▶ Texto dado
Se trata de Édgar Espinoza Cuevas, un joven de 29 años, que había sido condenado a 4 años de cárcel por complicidad en la liberación del presunto narcotraficante Jorge Teófilo Samudio González alias “Samura” en setiembre del 2019.
La muerte se produjo a consecuencia de un 80% de quemaduras en el cuerpo de la víctima. El mismo fue trasladado en ambulancia de la ciudad de Pedro Juan Caballero (Amambay) hasta el Centro Nacional del Quemado en Asunción, sin embargo, se presume que estuvo involucrado con la avioneta siniestrada al mediodía del pasado sábado en un predio del Parque Nacional “Paso Bravo” en el distrito de San Carlos del Apa, departamento de Concepción.
En el sitio fueron encontrados dos campamentos precarios con una gran cantidad de bidones de combustible de aviación, enseres, una pista clandestina, billetes de 100 dólares americanos quemados, relojes Rolex, cargador de fusil, entre otras evidencias que apuntarían al narcotráfico.

▶ Conjunto de registros
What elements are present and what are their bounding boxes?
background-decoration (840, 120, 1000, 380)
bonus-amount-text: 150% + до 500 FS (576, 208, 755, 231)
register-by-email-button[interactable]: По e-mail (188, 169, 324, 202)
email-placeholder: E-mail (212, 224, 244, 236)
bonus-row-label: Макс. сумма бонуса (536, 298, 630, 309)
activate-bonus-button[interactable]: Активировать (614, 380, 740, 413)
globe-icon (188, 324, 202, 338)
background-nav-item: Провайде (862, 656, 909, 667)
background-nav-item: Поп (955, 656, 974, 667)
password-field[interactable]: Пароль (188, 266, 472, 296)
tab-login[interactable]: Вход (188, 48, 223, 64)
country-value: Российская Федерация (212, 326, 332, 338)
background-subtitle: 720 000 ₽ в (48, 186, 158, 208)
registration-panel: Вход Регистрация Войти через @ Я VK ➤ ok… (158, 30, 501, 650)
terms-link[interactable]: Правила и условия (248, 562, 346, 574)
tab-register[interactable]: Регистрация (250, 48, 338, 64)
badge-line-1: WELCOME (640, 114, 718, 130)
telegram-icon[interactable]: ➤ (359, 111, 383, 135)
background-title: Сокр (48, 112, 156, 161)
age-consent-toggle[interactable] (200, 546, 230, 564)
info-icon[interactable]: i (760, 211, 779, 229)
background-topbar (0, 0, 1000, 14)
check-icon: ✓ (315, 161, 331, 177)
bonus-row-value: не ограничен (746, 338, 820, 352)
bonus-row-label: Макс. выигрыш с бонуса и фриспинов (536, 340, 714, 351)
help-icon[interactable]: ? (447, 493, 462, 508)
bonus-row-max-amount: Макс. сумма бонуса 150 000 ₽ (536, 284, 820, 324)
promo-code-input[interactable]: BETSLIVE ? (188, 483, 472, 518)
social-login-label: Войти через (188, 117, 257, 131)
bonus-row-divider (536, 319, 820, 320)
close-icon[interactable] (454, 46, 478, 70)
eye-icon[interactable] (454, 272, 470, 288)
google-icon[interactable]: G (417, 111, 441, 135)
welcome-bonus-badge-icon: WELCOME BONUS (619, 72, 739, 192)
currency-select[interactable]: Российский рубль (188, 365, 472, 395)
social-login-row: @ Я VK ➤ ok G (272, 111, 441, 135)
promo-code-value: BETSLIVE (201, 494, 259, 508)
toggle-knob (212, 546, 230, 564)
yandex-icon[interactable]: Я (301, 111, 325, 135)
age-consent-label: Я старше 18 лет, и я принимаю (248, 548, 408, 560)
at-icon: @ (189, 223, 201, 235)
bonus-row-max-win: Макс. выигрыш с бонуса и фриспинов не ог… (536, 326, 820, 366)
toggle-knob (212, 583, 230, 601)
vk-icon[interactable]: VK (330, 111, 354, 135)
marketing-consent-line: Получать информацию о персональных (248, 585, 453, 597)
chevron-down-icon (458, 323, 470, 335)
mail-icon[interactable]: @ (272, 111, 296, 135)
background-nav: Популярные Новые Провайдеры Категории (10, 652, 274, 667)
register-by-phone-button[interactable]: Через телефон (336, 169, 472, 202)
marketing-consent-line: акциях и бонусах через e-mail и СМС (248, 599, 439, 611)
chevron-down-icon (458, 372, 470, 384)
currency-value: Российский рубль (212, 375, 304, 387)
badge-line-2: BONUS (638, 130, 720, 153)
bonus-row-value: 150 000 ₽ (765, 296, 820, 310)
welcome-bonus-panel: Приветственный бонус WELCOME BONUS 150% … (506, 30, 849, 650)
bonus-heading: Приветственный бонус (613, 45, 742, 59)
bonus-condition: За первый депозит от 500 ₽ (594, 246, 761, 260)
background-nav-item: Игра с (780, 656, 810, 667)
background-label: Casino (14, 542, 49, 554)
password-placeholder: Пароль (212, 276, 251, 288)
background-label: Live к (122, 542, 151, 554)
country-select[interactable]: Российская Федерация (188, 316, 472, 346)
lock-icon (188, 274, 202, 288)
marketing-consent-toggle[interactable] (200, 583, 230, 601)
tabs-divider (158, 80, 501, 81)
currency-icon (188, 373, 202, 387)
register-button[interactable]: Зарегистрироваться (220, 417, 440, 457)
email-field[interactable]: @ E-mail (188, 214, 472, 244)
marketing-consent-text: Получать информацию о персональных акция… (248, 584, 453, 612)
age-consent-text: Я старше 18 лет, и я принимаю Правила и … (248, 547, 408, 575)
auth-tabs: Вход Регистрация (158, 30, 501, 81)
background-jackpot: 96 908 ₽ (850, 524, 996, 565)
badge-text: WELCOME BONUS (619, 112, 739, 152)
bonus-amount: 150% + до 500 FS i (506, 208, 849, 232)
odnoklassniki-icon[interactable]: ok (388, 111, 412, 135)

▶ Ejercicios
1. En la noticia sobre la muerte de Édgar Espinoza Cuevas, ¿a cuántos años de cárcel había sido condenado?
2. Continúa la noticia sobre la muerte de Édgar Espinoza Cuevas a partir de su última oración.

▶ Respuestas
1. A 4 años de cárcel.

2.
La avioneta Cessna 210, con matrícula boliviana CP-3187, tenía un plan de vuelo de la ciudad de Trinidad a la localidad de San Lorenzo de Moxos, en el departamento de Beni (Bolivia). De acuerdo a la Dirección Nacional de Aeronáutica Civil de Bolivia, tanto la avioneta como el piloto contaban con documentación vigente, sin proveerse hasta ahora mayores datos.
La avioneta fue hallada debido a que se activó automáticamente la señal del transmisor de localización de emergencia.